Dataset entries:
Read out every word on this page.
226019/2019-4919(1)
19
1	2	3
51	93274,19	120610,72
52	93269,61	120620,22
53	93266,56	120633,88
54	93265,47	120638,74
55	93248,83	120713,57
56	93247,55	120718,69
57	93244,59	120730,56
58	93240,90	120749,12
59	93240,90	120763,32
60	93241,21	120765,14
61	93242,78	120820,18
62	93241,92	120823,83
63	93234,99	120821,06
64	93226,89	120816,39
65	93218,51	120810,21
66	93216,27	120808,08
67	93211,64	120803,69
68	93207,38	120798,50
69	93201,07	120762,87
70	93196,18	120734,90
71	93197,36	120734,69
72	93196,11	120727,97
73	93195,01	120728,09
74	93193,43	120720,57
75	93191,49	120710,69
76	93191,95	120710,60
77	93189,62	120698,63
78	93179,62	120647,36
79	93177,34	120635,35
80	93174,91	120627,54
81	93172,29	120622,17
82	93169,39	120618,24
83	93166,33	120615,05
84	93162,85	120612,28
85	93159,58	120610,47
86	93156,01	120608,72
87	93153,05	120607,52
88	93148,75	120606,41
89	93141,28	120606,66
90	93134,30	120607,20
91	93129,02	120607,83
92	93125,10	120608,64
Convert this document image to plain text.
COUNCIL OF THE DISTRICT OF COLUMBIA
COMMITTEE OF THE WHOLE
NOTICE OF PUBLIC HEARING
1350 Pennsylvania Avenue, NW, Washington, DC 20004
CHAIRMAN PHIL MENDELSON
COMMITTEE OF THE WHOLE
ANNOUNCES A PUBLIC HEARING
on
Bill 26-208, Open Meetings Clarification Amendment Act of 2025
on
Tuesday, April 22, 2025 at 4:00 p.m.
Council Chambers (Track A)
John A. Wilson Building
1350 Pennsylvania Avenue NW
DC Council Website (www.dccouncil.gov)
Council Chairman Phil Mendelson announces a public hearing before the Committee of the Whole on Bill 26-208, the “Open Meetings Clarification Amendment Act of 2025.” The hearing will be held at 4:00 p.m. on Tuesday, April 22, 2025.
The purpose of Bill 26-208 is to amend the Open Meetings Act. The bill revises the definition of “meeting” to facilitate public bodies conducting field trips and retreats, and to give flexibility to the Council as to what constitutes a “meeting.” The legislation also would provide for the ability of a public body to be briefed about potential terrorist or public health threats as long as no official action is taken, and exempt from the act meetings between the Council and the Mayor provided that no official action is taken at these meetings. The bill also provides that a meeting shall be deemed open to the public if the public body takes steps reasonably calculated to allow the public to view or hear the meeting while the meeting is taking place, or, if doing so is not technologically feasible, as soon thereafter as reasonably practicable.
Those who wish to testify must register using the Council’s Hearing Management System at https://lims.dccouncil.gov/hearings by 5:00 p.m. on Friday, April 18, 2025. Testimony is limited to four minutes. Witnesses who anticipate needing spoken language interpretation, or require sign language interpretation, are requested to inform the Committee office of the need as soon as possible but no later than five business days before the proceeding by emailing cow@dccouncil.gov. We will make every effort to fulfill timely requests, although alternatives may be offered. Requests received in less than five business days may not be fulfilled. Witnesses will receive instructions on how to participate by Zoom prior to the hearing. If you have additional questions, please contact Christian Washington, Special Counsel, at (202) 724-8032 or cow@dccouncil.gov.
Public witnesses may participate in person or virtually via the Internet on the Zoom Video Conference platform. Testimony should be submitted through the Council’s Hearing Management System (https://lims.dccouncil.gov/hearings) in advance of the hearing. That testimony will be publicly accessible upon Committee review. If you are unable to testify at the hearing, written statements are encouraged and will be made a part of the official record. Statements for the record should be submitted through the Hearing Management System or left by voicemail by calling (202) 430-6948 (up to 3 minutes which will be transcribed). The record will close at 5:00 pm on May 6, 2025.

= Short exercise =
Each entry is to be returned in full, character for character.

= Task output =
Read out every word on this page.
226019/2019-4919(1)
19
1	2	3
51	93274,19	120610,72
52	93269,61	120620,22
53	93266,56	120633,88
54	93265,47	120638,74
55	93248,83	120713,57
56	93247,55	120718,69
57	93244,59	120730,56
58	93240,90	120749,12
59	93240,90	120763,32
60	93241,21	120765,14
61	93242,78	120820,18
62	93241,92	120823,83
63	93234,99	120821,06
64	93226,89	120816,39
65	93218,51	120810,21
66	93216,27	120808,08
67	93211,64	120803,69
68	93207,38	120798,50
69	93201,07	120762,87
70	93196,18	120734,90
71	93197,36	120734,69
72	93196,11	120727,97
73	93195,01	120728,09
74	93193,43	120720,57
75	93191,49	120710,69
76	93191,95	120710,60
77	93189,62	120698,63
78	93179,62	120647,36
79	93177,34	120635,35
80	93174,91	120627,54
81	93172,29	120622,17
82	93169,39	120618,24
83	93166,33	120615,05
84	93162,85	120612,28
85	93159,58	120610,47
86	93156,01	120608,72
87	93153,05	120607,52
88	93148,75	120606,41
89	93141,28	120606,66
90	93134,30	120607,20
91	93129,02	120607,83
92	93125,10	120608,64
Convert this document image to plain text.
COUNCIL OF THE DISTRICT OF COLUMBIA
COMMITTEE OF THE WHOLE
NOTICE OF PUBLIC HEARING
1350 Pennsylvania Avenue, NW, Washington, DC 20004
CHAIRMAN PHIL MENDELSON
COMMITTEE OF THE WHOLE
ANNOUNCES A PUBLIC HEARING
on
Bill 26-208, Open Meetings Clarification Amendment Act of 2025
on
Tuesday, April 22, 2025 at 4:00 p.m.
Council Chambers (Track A)
John A. Wilson Building
1350 Pennsylvania Avenue NW
DC Council Website (www.dccouncil.gov)
Council Chairman Phil Mendelson announces a public hearing before the Committee of the Whole on Bill 26-208, the “Open Meetings Clarification Amendment Act of 2025.” The hearing will be held at 4:00 p.m. on Tuesday, April 22, 2025.
The purpose of Bill 26-208 is to amend the Open Meetings Act. The bill revises the definition of “meeting” to facilitate public bodies conducting field trips and retreats, and to give flexibility to the Council as to what constitutes a “meeting.” The legislation also would provide for the ability of a public body to be briefed about potential terrorist or public health threats as long as no official action is taken, and exempt from the act meetings between the Council and the Mayor provided that no official action is taken at these meetings. The bill also provides that a meeting shall be deemed open to the public if the public body takes steps reasonably calculated to allow the public to view or hear the meeting while the meeting is taking place, or, if doing so is not technologically feasible, as soon thereafter as reasonably practicable.
Those who wish to testify must register using the Council’s Hearing Management System at https://lims.dccouncil.gov/hearings by 5:00 p.m. on Friday, April 18, 2025. Testimony is limited to four minutes. Witnesses who anticipate needing spoken language interpretation, or require sign language interpretation, are requested to inform the Committee office of the need as soon as possible but no later than five business days before the proceeding by emailing cow@dccouncil.gov. We will make every effort to fulfill timely requests, although alternatives may be offered. Requests received in less than five business days may not be fulfilled. Witnesses will receive instructions on how to participate by Zoom prior to the hearing. If you have additional questions, please contact Christian Washington, Special Counsel, at (202) 724-8032 or cow@dccouncil.gov.
Public witnesses may participate in person or virtually via the Internet on the Zoom Video Conference platform. Testimony should be submitted through the Council’s Hearing Management System (https://lims.dccouncil.gov/hearings) in advance of the hearing. That testimony will be publicly accessible upon Committee review. If you are unable to testify at the hearing, written statements are encouraged and will be made a part of the official record. Statements for the record should be submitted through the Hearing Management System or left by voicemail by calling (202) 430-6948 (up to 3 minutes which will be transcribed). The record will close at 5:00 pm on May 6, 2025.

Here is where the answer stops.